══ Record excerpts ══

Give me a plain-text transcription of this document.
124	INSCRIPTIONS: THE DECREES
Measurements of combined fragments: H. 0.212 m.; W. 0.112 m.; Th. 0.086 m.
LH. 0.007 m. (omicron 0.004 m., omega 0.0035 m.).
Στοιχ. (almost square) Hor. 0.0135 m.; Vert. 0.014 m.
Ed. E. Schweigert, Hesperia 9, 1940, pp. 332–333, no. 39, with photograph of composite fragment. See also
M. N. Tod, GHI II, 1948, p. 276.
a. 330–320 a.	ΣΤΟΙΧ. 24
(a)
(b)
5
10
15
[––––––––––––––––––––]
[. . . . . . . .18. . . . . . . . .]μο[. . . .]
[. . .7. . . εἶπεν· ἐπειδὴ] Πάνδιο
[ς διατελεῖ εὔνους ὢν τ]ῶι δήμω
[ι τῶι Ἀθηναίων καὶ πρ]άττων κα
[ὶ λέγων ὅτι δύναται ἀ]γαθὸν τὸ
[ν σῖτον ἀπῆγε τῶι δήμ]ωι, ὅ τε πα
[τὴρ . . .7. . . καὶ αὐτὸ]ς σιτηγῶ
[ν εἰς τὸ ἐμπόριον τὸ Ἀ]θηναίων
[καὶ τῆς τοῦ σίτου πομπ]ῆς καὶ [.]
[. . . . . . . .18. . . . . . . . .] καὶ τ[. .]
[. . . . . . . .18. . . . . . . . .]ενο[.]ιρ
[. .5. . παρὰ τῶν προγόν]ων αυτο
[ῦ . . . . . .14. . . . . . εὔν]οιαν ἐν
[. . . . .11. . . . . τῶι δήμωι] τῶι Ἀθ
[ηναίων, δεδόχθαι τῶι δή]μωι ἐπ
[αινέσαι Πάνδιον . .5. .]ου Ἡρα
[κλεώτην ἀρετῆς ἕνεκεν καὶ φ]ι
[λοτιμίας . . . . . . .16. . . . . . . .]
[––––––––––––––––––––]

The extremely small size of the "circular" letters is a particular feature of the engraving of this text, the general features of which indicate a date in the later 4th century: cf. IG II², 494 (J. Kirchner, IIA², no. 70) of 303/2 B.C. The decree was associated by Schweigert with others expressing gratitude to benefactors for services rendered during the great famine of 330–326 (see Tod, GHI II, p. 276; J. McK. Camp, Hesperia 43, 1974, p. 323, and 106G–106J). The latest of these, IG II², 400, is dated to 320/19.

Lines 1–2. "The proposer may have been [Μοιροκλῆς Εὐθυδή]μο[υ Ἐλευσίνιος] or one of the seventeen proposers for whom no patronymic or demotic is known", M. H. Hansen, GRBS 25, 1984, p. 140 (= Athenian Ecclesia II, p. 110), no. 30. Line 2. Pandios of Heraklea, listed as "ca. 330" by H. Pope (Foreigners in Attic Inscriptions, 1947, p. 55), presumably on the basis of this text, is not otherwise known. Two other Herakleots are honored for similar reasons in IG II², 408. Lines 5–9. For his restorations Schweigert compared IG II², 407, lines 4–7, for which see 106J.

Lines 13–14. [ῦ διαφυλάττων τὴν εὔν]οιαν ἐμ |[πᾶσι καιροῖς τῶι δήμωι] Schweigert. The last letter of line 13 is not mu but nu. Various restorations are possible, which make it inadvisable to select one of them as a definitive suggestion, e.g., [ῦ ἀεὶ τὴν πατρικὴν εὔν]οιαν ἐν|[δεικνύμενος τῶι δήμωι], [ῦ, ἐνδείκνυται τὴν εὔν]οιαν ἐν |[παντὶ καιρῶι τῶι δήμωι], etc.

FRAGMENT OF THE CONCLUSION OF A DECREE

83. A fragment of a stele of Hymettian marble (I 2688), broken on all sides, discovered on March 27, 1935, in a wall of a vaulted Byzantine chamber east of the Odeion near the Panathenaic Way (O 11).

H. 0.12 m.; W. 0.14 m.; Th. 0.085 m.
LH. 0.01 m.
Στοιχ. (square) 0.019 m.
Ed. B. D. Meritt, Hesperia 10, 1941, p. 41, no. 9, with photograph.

═══

→ Short task
Write the listing out again, exactly as shown above.

→ Result for this task
Give me a plain-text transcription of this document.
124	INSCRIPTIONS: THE DECREES
Measurements of combined fragments: H. 0.212 m.; W. 0.112 m.; Th. 0.086 m.
LH. 0.007 m. (omicron 0.004 m., omega 0.0035 m.).
Στοιχ. (almost square) Hor. 0.0135 m.; Vert. 0.014 m.
Ed. E. Schweigert, Hesperia 9, 1940, pp. 332–333, no. 39, with photograph of composite fragment. See also
M. N. Tod, GHI II, 1948, p. 276.
a. 330–320 a.	ΣΤΟΙΧ. 24
(a)
(b)
5
10
15
[––––––––––––––––––––]
[. . . . . . . .18. . . . . . . . .]μο[. . . .]
[. . .7. . . εἶπεν· ἐπειδὴ] Πάνδιο
[ς διατελεῖ εὔνους ὢν τ]ῶι δήμω
[ι τῶι Ἀθηναίων καὶ πρ]άττων κα
[ὶ λέγων ὅτι δύναται ἀ]γαθὸν τὸ
[ν σῖτον ἀπῆγε τῶι δήμ]ωι, ὅ τε πα
[τὴρ . . .7. . . καὶ αὐτὸ]ς σιτηγῶ
[ν εἰς τὸ ἐμπόριον τὸ Ἀ]θηναίων
[καὶ τῆς τοῦ σίτου πομπ]ῆς καὶ [.]
[. . . . . . . .18. . . . . . . . .] καὶ τ[. .]
[. . . . . . . .18. . . . . . . . .]ενο[.]ιρ
[. .5. . παρὰ τῶν προγόν]ων αυτο
[ῦ . . . . . .14. . . . . . εὔν]οιαν ἐν
[. . . . .11. . . . . τῶι δήμωι] τῶι Ἀθ
[ηναίων, δεδόχθαι τῶι δή]μωι ἐπ
[αινέσαι Πάνδιον . .5. .]ου Ἡρα
[κλεώτην ἀρετῆς ἕνεκεν καὶ φ]ι
[λοτιμίας . . . . . . .16. . . . . . . .]
[––––––––––––––––––––]

The extremely small size of the "circular" letters is a particular feature of the engraving of this text, the general features of which indicate a date in the later 4th century: cf. IG II², 494 (J. Kirchner, IIA², no. 70) of 303/2 B.C. The decree was associated by Schweigert with others expressing gratitude to benefactors for services rendered during the great famine of 330–326 (see Tod, GHI II, p. 276; J. McK. Camp, Hesperia 43, 1974, p. 323, and 106G–106J). The latest of these, IG II², 400, is dated to 320/19.

Lines 1–2. "The proposer may have been [Μοιροκλῆς Εὐθυδή]μο[υ Ἐλευσίνιος] or one of the seventeen proposers for whom no patronymic or demotic is known", M. H. Hansen, GRBS 25, 1984, p. 140 (= Athenian Ecclesia II, p. 110), no. 30. Line 2. Pandios of Heraklea, listed as "ca. 330" by H. Pope (Foreigners in Attic Inscriptions, 1947, p. 55), presumably on the basis of this text, is not otherwise known. Two other Herakleots are honored for similar reasons in IG II², 408. Lines 5–9. For his restorations Schweigert compared IG II², 407, lines 4–7, for which see 106J.

Lines 13–14. [ῦ διαφυλάττων τὴν εὔν]οιαν ἐμ |[πᾶσι καιροῖς τῶι δήμωι] Schweigert. The last letter of line 13 is not mu but nu. Various restorations are possible, which make it inadvisable to select one of them as a definitive suggestion, e.g., [ῦ ἀεὶ τὴν πατρικὴν εὔν]οιαν ἐν|[δεικνύμενος τῶι δήμωι], [ῦ, ἐνδείκνυται τὴν εὔν]οιαν ἐν |[παντὶ καιρῶι τῶι δήμωι], etc.

FRAGMENT OF THE CONCLUSION OF A DECREE

83. A fragment of a stele of Hymettian marble (I 2688), broken on all sides, discovered on March 27, 1935, in a wall of a vaulted Byzantine chamber east of the Odeion near the Panathenaic Way (O 11).

H. 0.12 m.; W. 0.14 m.; Th. 0.085 m.
LH. 0.01 m.
Στοιχ. (square) 0.019 m.
Ed. B. D. Meritt, Hesperia 10, 1941, p. 41, no. 9, with photograph.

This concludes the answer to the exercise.